begin
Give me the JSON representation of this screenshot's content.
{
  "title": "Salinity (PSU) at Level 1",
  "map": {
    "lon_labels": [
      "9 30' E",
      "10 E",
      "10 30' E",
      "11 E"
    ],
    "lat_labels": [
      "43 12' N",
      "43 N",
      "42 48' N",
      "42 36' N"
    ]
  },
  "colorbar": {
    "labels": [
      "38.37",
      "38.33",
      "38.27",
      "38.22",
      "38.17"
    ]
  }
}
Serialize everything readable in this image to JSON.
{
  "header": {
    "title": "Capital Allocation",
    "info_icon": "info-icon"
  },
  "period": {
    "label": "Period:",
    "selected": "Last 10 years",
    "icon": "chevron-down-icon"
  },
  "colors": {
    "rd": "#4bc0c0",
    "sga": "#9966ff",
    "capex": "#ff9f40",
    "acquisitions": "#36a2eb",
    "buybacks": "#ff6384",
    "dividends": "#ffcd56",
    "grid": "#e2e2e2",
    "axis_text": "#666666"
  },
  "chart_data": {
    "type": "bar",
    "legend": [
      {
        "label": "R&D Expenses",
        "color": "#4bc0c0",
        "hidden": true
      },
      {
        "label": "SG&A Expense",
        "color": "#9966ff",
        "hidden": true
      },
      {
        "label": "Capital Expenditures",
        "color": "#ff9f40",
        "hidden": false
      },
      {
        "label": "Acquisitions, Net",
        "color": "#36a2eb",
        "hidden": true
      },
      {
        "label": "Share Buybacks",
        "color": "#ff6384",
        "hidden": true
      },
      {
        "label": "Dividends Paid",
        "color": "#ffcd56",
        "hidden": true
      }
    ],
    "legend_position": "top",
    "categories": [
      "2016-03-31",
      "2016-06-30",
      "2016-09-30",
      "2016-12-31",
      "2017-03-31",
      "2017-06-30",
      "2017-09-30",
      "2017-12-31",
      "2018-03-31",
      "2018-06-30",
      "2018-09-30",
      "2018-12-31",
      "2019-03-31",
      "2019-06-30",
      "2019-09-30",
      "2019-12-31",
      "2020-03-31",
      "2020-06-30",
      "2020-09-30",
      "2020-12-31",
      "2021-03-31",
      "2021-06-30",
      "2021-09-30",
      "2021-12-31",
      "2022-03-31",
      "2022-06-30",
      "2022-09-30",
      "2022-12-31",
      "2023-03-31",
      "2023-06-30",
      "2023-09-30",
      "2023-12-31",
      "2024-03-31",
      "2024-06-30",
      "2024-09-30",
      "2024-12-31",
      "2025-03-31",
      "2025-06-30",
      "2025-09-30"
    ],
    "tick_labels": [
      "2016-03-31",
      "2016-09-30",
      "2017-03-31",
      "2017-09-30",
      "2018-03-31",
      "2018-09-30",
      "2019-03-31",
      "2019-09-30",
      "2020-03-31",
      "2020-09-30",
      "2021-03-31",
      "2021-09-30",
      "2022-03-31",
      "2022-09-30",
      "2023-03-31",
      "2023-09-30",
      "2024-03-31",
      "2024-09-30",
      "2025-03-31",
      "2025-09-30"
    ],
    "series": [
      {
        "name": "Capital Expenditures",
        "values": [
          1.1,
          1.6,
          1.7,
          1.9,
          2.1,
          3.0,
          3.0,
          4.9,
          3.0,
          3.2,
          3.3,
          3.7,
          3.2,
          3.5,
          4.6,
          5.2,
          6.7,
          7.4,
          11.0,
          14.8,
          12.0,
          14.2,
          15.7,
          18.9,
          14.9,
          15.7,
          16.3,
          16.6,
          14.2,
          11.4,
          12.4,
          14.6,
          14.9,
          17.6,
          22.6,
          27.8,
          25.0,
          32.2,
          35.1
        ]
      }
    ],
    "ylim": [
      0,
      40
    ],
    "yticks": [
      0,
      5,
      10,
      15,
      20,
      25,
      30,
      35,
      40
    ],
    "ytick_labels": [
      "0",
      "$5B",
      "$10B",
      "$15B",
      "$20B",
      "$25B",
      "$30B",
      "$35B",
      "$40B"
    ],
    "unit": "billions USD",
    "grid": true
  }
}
end
=== PROMPT ===
Read through the lines above and collect those that contain the string "JSON".

=== WORKED ANSWER ===
Give me the JSON representation of this screenshot's content.
Serialize everything readable in this image to JSON.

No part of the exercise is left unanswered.